* start Provided data *

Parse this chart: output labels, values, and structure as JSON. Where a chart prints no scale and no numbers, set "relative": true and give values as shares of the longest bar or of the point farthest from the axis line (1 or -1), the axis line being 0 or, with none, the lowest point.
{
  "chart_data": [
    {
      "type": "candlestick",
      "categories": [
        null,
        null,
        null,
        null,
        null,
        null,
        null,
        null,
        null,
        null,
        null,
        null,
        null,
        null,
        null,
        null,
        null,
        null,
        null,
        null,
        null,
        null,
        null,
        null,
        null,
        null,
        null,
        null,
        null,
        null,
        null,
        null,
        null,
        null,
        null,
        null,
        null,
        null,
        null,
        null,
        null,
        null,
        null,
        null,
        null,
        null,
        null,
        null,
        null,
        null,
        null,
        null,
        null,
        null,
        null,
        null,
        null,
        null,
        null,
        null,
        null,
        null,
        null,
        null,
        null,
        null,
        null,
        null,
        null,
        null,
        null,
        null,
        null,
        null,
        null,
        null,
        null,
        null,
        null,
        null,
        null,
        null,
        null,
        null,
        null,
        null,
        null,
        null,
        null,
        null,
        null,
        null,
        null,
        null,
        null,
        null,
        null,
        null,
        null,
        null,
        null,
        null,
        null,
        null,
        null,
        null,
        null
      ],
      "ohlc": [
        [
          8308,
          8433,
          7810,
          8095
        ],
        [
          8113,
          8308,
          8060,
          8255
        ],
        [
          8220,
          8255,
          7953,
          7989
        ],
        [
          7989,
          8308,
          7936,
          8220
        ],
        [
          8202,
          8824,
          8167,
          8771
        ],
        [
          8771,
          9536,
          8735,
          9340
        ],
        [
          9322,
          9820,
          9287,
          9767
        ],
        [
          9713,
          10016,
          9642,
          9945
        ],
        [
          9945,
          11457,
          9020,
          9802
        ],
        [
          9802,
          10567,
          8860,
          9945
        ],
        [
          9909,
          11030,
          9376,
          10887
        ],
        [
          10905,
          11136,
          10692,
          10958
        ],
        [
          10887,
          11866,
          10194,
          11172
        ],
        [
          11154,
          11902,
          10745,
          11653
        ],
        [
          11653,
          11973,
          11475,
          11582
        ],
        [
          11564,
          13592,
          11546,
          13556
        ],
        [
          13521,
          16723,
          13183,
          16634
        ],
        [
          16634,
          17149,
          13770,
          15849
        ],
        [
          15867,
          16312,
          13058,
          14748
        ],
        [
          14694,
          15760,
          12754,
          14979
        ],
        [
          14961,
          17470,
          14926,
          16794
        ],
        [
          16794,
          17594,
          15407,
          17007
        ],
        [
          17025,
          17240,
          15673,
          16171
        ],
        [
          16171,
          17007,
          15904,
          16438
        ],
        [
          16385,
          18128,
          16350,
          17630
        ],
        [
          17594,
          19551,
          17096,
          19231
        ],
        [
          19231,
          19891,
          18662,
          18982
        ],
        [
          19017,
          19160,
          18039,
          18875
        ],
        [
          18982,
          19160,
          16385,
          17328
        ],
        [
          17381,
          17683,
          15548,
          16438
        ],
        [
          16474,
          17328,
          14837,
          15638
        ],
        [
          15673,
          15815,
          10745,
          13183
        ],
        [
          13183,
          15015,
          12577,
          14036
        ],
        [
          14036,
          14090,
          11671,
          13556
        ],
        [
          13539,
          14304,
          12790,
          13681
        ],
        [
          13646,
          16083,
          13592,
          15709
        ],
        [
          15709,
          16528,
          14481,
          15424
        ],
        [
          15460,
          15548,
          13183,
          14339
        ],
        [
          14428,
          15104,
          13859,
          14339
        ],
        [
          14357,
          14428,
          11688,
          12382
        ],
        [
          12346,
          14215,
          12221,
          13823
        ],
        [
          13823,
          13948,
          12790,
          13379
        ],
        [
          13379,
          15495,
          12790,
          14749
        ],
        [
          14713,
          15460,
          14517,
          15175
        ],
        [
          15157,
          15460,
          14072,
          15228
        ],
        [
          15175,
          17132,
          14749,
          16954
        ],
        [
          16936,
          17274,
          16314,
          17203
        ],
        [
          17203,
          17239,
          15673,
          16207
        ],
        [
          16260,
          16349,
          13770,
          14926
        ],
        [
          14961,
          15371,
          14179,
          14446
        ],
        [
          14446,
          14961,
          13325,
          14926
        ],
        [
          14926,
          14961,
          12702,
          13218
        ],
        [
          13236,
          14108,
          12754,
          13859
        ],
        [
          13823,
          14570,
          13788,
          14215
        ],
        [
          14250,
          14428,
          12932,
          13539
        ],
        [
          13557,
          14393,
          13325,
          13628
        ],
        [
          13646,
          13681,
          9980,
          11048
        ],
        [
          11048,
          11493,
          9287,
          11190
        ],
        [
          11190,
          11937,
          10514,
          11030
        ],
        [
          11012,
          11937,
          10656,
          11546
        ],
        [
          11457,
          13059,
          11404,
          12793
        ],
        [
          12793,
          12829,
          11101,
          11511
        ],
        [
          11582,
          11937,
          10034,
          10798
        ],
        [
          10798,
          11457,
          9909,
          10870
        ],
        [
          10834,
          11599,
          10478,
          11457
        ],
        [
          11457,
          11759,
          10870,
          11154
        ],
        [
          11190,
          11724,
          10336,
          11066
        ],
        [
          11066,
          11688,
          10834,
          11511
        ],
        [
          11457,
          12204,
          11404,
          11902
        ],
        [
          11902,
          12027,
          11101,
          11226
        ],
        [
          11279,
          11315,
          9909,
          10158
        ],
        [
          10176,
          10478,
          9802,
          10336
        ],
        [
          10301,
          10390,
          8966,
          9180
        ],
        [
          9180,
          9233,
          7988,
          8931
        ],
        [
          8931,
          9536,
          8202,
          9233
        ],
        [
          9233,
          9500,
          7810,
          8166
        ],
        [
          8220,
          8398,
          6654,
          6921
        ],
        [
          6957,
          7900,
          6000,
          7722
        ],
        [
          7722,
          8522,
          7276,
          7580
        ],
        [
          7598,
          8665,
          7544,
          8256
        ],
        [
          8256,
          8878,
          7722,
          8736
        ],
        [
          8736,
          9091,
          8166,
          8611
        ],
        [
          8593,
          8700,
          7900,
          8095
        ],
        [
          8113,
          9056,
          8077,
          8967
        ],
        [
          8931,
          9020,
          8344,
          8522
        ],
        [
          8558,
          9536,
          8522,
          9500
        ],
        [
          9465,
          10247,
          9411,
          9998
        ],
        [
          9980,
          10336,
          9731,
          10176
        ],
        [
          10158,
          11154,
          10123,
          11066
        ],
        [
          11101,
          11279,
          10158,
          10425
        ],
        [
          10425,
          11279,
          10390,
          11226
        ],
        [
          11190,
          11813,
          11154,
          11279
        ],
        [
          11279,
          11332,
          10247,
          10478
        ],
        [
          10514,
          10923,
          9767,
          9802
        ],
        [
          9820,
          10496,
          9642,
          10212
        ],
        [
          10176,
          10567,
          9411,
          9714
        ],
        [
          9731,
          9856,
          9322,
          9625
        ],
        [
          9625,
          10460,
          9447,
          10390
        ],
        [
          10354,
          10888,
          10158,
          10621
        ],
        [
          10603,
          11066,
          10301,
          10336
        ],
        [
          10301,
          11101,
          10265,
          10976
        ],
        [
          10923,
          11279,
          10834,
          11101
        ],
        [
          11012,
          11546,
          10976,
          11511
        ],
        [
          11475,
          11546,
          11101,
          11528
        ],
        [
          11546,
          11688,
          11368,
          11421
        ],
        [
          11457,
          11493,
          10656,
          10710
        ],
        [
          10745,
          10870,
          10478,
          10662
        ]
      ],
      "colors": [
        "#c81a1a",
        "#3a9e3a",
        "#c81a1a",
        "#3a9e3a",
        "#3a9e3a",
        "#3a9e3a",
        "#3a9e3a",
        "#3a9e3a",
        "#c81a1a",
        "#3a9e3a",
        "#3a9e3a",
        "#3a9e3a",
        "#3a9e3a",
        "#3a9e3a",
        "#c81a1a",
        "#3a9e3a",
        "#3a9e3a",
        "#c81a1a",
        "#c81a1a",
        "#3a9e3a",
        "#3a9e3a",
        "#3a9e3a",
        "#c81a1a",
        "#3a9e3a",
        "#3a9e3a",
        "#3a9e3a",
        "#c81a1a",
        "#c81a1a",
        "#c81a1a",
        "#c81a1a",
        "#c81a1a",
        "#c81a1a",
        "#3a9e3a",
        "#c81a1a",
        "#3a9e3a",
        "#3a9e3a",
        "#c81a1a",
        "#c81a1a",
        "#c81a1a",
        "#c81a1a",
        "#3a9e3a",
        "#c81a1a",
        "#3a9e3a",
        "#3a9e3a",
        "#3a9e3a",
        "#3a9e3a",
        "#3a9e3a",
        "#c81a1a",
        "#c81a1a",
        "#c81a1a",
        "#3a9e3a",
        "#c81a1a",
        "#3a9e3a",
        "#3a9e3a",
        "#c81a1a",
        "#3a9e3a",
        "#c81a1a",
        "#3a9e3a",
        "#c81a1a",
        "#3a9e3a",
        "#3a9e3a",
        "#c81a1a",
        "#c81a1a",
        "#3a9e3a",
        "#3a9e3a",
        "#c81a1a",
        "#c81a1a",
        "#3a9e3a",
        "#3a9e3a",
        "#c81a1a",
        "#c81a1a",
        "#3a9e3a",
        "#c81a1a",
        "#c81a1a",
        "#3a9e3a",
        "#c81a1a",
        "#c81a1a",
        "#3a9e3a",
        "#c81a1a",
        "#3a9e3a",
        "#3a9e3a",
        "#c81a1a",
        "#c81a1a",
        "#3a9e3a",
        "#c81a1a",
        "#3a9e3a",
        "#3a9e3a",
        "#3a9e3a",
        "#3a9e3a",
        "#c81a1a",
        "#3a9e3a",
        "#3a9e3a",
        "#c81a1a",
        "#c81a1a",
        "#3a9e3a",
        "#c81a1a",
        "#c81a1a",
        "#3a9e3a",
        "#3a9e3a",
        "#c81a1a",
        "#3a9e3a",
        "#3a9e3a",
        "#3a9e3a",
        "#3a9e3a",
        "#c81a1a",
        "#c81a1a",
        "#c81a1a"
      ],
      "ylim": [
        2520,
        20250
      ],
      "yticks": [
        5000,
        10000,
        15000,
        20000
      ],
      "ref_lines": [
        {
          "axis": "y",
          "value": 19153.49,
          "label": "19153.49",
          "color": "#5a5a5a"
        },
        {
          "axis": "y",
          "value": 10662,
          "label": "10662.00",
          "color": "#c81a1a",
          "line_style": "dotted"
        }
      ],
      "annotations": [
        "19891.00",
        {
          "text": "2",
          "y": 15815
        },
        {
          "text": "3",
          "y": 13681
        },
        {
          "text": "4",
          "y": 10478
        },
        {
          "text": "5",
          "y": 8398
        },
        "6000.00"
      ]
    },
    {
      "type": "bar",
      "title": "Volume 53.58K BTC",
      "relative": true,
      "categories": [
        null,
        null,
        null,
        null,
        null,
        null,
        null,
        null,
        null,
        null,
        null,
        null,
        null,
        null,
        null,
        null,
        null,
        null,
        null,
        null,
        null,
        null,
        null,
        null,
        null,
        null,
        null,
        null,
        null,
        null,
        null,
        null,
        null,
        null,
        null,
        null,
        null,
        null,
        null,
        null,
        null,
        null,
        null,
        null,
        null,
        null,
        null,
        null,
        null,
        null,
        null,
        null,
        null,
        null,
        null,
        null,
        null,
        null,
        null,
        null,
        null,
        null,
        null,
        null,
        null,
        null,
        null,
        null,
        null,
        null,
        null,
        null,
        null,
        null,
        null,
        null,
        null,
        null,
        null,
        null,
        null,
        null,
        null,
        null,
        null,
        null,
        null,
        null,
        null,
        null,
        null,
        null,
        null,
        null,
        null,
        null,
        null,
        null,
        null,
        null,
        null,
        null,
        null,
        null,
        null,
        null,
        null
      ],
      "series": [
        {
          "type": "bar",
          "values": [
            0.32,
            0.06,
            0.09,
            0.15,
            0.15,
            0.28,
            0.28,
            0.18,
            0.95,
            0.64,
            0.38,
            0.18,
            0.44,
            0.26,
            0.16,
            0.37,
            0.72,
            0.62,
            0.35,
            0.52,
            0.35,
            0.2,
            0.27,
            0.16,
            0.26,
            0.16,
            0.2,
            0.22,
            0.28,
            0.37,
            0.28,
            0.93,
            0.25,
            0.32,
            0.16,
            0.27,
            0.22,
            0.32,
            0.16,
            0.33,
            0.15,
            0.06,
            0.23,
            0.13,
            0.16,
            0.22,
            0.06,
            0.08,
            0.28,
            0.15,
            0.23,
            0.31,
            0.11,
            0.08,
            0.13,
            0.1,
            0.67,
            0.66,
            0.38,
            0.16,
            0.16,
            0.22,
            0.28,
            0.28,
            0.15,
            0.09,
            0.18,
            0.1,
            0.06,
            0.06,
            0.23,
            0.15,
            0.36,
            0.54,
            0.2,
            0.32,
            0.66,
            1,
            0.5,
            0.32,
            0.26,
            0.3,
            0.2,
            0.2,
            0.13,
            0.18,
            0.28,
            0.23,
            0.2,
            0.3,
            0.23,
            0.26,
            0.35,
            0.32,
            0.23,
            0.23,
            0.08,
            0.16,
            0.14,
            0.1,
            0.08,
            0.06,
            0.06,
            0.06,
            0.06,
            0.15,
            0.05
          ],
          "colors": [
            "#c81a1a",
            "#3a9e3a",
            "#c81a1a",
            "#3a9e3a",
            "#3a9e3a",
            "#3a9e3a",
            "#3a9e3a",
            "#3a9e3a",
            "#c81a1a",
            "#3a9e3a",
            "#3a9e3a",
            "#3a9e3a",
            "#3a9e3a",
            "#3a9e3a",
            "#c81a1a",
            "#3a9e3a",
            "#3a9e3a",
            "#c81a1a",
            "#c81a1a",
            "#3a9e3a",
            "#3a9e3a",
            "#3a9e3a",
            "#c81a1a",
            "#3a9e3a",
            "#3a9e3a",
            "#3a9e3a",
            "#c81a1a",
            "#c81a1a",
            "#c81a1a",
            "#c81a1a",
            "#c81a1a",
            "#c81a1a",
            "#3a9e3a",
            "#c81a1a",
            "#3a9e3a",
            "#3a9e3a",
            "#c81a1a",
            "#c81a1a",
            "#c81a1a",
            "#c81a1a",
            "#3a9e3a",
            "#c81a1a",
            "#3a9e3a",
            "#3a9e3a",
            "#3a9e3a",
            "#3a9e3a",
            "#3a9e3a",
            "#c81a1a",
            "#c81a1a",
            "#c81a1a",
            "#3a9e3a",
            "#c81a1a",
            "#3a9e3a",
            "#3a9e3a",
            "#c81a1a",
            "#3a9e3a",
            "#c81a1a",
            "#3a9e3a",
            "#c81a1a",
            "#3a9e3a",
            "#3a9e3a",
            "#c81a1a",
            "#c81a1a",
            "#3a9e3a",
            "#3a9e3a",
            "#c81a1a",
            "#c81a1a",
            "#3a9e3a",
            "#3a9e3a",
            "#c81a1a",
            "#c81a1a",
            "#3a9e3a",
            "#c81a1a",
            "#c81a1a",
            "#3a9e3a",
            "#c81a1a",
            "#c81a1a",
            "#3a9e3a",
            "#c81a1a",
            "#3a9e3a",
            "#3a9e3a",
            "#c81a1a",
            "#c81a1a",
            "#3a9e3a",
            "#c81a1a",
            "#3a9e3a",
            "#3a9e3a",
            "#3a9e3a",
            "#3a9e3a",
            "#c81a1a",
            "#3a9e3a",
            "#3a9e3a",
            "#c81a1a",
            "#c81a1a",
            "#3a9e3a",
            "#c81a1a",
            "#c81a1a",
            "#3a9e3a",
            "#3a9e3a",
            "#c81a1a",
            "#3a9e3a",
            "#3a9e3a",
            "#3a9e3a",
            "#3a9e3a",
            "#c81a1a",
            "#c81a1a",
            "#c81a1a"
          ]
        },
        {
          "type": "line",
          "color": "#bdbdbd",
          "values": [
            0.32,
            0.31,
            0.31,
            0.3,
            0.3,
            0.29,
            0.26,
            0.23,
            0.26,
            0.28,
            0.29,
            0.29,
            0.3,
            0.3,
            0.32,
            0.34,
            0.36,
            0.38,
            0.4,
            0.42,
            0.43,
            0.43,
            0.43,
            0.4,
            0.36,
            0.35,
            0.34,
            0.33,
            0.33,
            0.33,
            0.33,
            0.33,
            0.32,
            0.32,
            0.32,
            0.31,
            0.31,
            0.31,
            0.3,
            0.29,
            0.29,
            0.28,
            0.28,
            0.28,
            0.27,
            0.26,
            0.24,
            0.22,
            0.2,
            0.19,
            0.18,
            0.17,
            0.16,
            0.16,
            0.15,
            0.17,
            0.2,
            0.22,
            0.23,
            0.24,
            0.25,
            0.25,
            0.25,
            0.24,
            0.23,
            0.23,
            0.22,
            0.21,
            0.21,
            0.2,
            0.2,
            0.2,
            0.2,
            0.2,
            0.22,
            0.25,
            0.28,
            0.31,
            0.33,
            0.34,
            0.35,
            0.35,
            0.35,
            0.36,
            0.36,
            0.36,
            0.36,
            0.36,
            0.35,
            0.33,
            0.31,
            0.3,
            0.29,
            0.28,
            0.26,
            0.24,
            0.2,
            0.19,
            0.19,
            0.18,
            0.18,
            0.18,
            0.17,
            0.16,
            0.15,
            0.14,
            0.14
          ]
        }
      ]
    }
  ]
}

* end Provided data *
* start Provided data *

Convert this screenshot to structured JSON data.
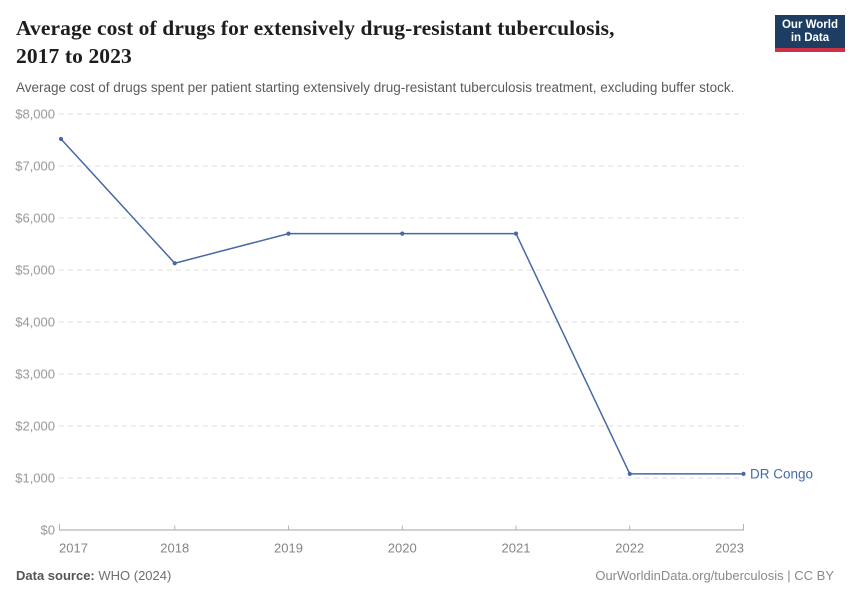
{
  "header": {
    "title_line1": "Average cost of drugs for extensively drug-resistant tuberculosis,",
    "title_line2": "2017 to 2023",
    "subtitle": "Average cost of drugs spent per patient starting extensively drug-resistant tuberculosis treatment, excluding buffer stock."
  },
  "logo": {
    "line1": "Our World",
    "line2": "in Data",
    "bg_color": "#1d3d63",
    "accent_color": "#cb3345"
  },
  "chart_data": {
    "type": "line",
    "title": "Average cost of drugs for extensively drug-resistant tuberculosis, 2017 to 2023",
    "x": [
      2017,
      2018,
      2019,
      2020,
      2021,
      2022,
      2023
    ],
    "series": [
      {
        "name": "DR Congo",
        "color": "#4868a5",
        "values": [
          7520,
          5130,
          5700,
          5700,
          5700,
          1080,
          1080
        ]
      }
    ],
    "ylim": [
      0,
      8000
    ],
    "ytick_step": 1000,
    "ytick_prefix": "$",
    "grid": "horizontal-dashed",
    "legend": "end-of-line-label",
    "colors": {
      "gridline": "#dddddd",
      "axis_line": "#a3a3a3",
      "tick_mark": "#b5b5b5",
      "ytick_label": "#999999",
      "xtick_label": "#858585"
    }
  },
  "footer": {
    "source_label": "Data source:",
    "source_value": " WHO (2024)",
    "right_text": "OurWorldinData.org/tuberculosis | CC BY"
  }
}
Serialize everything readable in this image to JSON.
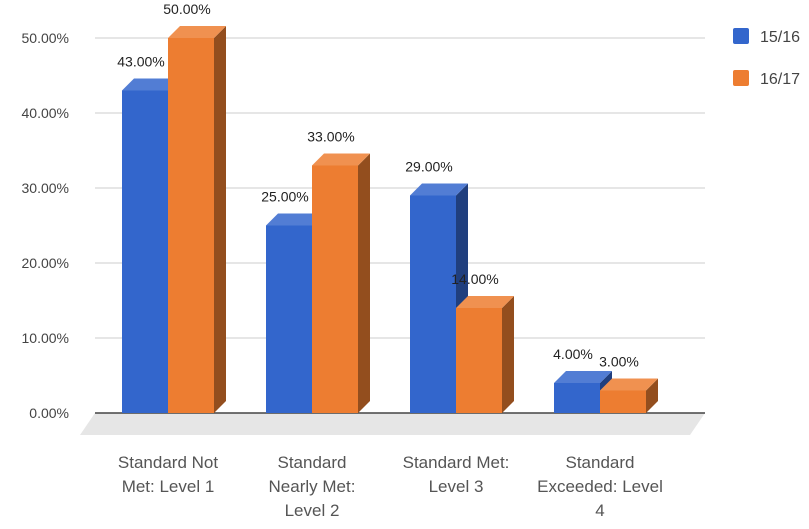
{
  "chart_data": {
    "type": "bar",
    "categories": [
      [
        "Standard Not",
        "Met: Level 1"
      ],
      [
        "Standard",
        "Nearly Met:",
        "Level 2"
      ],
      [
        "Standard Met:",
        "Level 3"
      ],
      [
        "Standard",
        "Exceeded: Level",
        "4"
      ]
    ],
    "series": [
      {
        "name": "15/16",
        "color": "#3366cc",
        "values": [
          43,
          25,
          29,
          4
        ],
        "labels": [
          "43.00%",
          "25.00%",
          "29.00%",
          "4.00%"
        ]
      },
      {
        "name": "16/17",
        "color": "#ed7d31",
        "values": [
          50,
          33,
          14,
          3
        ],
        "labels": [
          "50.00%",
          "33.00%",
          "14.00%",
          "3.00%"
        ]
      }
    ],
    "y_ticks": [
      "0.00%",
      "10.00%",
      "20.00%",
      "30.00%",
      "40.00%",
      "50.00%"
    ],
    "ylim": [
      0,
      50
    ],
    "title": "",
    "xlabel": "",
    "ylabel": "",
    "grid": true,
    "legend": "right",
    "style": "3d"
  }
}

* end Provided data *

Scan the lines for the string "Level". Copy out each line that matches.

* _Written answer_
        "Met: Level 1"
        "Level 2"
        "Level 3"
        "Exceeded: Level",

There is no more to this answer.